*Dataset rows about figures:*
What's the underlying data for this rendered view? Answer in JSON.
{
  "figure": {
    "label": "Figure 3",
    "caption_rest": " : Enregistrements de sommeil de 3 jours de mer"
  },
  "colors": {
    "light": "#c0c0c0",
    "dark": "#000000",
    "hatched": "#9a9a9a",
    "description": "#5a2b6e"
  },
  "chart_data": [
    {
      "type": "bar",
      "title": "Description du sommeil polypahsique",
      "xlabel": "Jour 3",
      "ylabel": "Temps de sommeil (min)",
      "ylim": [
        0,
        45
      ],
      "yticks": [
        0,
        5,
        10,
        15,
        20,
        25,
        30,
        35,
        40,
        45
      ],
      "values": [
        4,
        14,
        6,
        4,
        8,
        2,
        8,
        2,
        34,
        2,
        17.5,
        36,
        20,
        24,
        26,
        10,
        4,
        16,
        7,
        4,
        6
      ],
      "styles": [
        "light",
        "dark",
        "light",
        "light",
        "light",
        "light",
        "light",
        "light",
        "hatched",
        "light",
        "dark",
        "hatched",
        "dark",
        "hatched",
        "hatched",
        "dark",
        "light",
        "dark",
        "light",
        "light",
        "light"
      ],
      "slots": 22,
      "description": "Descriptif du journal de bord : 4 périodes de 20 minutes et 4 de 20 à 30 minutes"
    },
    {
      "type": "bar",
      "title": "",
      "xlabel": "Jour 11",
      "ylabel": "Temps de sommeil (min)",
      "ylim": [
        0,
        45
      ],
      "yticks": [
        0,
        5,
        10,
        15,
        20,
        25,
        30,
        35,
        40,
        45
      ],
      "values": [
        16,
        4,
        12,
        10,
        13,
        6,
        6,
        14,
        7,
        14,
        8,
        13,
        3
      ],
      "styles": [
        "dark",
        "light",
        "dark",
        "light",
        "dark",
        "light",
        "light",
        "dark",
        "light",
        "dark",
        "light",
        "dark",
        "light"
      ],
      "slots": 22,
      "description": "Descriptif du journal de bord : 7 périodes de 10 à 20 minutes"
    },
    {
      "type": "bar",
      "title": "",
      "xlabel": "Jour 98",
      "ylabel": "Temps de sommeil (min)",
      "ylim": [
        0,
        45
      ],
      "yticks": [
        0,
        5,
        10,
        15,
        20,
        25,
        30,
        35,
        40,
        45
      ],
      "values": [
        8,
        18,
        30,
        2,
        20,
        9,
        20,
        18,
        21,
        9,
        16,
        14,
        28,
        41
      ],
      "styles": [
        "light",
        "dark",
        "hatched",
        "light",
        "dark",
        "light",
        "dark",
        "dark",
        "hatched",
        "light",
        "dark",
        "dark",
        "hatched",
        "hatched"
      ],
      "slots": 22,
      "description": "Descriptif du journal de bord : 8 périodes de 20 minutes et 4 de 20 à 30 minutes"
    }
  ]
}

*Written instruction:* Exactly as shown above, return every record.

*Correct response:*
What's the underlying data for this rendered view? Answer in JSON.
{
  "figure": {
    "label": "Figure 3",
    "caption_rest": " : Enregistrements de sommeil de 3 jours de mer"
  },
  "colors": {
    "light": "#c0c0c0",
    "dark": "#000000",
    "hatched": "#9a9a9a",
    "description": "#5a2b6e"
  },
  "chart_data": [
    {
      "type": "bar",
      "title": "Description du sommeil polypahsique",
      "xlabel": "Jour 3",
      "ylabel": "Temps de sommeil (min)",
      "ylim": [
        0,
        45
      ],
      "yticks": [
        0,
        5,
        10,
        15,
        20,
        25,
        30,
        35,
        40,
        45
      ],
      "values": [
        4,
        14,
        6,
        4,
        8,
        2,
        8,
        2,
        34,
        2,
        17.5,
        36,
        20,
        24,
        26,
        10,
        4,
        16,
        7,
        4,
        6
      ],
      "styles": [
        "light",
        "dark",
        "light",
        "light",
        "light",
        "light",
        "light",
        "light",
        "hatched",
        "light",
        "dark",
        "hatched",
        "dark",
        "hatched",
        "hatched",
        "dark",
        "light",
        "dark",
        "light",
        "light",
        "light"
      ],
      "slots": 22,
      "description": "Descriptif du journal de bord : 4 périodes de 20 minutes et 4 de 20 à 30 minutes"
    },
    {
      "type": "bar",
      "title": "",
      "xlabel": "Jour 11",
      "ylabel": "Temps de sommeil (min)",
      "ylim": [
        0,
        45
      ],
      "yticks": [
        0,
        5,
        10,
        15,
        20,
        25,
        30,
        35,
        40,
        45
      ],
      "values": [
        16,
        4,
        12,
        10,
        13,
        6,
        6,
        14,
        7,
        14,
        8,
        13,
        3
      ],
      "styles": [
        "dark",
        "light",
        "dark",
        "light",
        "dark",
        "light",
        "light",
        "dark",
        "light",
        "dark",
        "light",
        "dark",
        "light"
      ],
      "slots": 22,
      "description": "Descriptif du journal de bord : 7 périodes de 10 à 20 minutes"
    },
    {
      "type": "bar",
      "title": "",
      "xlabel": "Jour 98",
      "ylabel": "Temps de sommeil (min)",
      "ylim": [
        0,
        45
      ],
      "yticks": [
        0,
        5,
        10,
        15,
        20,
        25,
        30,
        35,
        40,
        45
      ],
      "values": [
        8,
        18,
        30,
        2,
        20,
        9,
        20,
        18,
        21,
        9,
        16,
        14,
        28,
        41
      ],
      "styles": [
        "light",
        "dark",
        "hatched",
        "light",
        "dark",
        "light",
        "dark",
        "dark",
        "hatched",
        "light",
        "dark",
        "dark",
        "hatched",
        "hatched"
      ],
      "slots": 22,
      "description": "Descriptif du journal de bord : 8 périodes de 20 minutes et 4 de 20 à 30 minutes"
    }
  ]
}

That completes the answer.